DATASET ::
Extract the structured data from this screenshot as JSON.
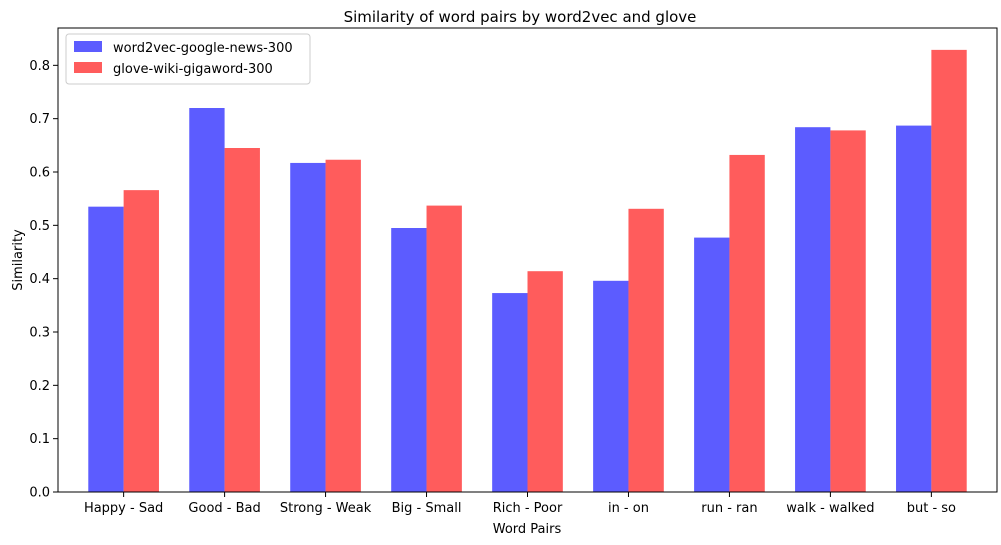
{
  "chart_data": {
    "type": "bar",
    "title": "Similarity of word pairs by word2vec and glove",
    "xlabel": "Word Pairs",
    "ylabel": "Similarity",
    "categories": [
      "Happy - Sad",
      "Good - Bad",
      "Strong - Weak",
      "Big - Small",
      "Rich - Poor",
      "in - on",
      "run - ran",
      "walk - walked",
      "but - so"
    ],
    "series": [
      {
        "name": "word2vec-google-news-300",
        "color": "#3333ff",
        "values": [
          0.535,
          0.72,
          0.617,
          0.495,
          0.373,
          0.396,
          0.477,
          0.684,
          0.687
        ]
      },
      {
        "name": "glove-wiki-gigaword-300",
        "color": "#ff3333",
        "values": [
          0.566,
          0.645,
          0.623,
          0.537,
          0.414,
          0.531,
          0.632,
          0.678,
          0.829
        ]
      }
    ],
    "ylim": [
      0,
      0.87
    ],
    "yticks": [
      "0.0",
      "0.1",
      "0.2",
      "0.3",
      "0.4",
      "0.5",
      "0.6",
      "0.7",
      "0.8"
    ],
    "grid": false,
    "legend_position": "top-left"
  }
}
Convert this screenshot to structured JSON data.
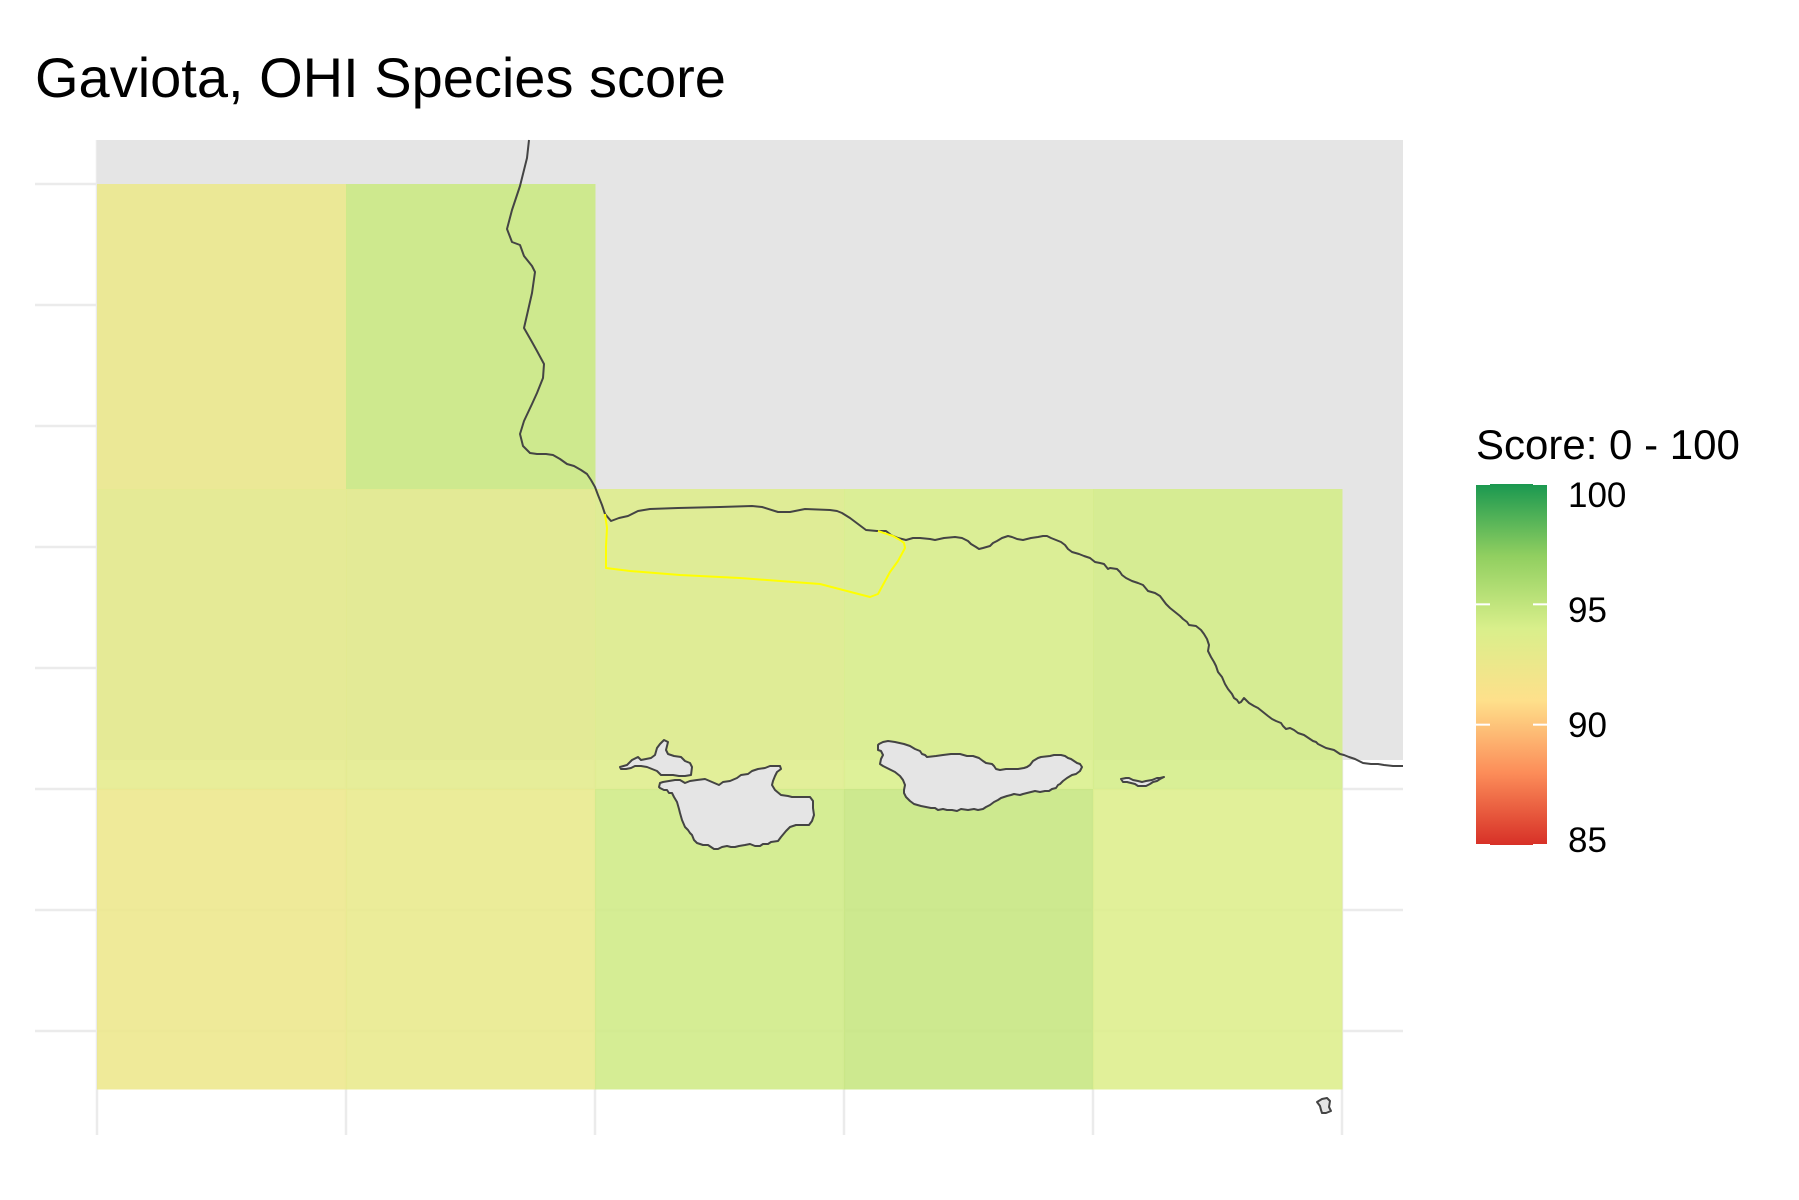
{
  "title": "Gaviota, OHI Species score",
  "legend": {
    "title": "Score: 0 - 100",
    "range": [
      85,
      100
    ],
    "tick_labels": [
      "100",
      "95",
      "90",
      "85"
    ],
    "colors": [
      "#d73027",
      "#fc8d59",
      "#fee08b",
      "#d9ef8b",
      "#91cf60",
      "#1a9850"
    ]
  },
  "map": {
    "land_color": "#e5e5e5",
    "coastline_color": "#444444",
    "study_area_outline_color": "#ffff00",
    "grid_on": true,
    "axis_tick_labels_shown": false
  },
  "chart_data": {
    "type": "heatmap",
    "title": "Gaviota, OHI Species score",
    "legend_title": "Score: 0 - 100",
    "value_range": [
      85,
      100
    ],
    "grid_rows": 3,
    "grid_cols": 5,
    "cells": [
      {
        "row": 0,
        "col": 0,
        "value": 92.5
      },
      {
        "row": 0,
        "col": 1,
        "value": 94.6
      },
      {
        "row": 1,
        "col": 0,
        "value": 93.0
      },
      {
        "row": 1,
        "col": 1,
        "value": 93.2
      },
      {
        "row": 1,
        "col": 2,
        "value": 93.6
      },
      {
        "row": 1,
        "col": 3,
        "value": 93.9
      },
      {
        "row": 1,
        "col": 4,
        "value": 94.2
      },
      {
        "row": 2,
        "col": 0,
        "value": 92.4
      },
      {
        "row": 2,
        "col": 1,
        "value": 92.8
      },
      {
        "row": 2,
        "col": 2,
        "value": 94.4
      },
      {
        "row": 2,
        "col": 3,
        "value": 94.8
      },
      {
        "row": 2,
        "col": 4,
        "value": 93.7
      }
    ]
  }
}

STATED PROBLEM :: Where a line holds "JSON", copy it out.

RESULT OF THE EXERCISE ::
Extract the structured data from this screenshot as JSON.
Convert this screenshot to structured JSON data.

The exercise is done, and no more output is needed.